** Problem description **
Reproduce the listing verbatim.

** Stored items **
◆ ◆ ◆
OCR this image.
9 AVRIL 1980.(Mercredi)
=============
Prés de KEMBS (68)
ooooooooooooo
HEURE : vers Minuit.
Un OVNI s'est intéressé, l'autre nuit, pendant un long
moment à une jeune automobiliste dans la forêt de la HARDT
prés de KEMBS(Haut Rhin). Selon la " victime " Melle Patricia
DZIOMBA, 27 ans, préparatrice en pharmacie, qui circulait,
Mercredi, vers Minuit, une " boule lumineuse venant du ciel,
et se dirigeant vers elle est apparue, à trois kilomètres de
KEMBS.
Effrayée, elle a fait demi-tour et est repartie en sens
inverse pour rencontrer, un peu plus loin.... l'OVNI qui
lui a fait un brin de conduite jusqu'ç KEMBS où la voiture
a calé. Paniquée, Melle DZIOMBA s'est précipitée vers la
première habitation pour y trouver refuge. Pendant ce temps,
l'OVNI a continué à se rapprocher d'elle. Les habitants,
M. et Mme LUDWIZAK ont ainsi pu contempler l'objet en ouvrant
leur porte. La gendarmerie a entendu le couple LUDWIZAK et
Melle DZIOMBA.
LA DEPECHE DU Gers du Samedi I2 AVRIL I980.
◆ ◆ ◆
** Answer to the problem **
OCR this image.
9 AVRIL 1980.(Mercredi)
=============
Prés de KEMBS (68)
ooooooooooooo
HEURE : vers Minuit.
Un OVNI s'est intéressé, l'autre nuit, pendant un long
moment à une jeune automobiliste dans la forêt de la HARDT
prés de KEMBS(Haut Rhin). Selon la " victime " Melle Patricia
DZIOMBA, 27 ans, préparatrice en pharmacie, qui circulait,
Mercredi, vers Minuit, une " boule lumineuse venant du ciel,
et se dirigeant vers elle est apparue, à trois kilomètres de
KEMBS.
Effrayée, elle a fait demi-tour et est repartie en sens
inverse pour rencontrer, un peu plus loin.... l'OVNI qui
lui a fait un brin de conduite jusqu'ç KEMBS où la voiture
a calé. Paniquée, Melle DZIOMBA s'est précipitée vers la
première habitation pour y trouver refuge. Pendant ce temps,
l'OVNI a continué à se rapprocher d'elle. Les habitants,
M. et Mme LUDWIZAK ont ainsi pu contempler l'objet en ouvrant
leur porte. La gendarmerie a entendu le couple LUDWIZAK et
Melle DZIOMBA.
LA DEPECHE DU Gers du Samedi I2 AVRIL I980.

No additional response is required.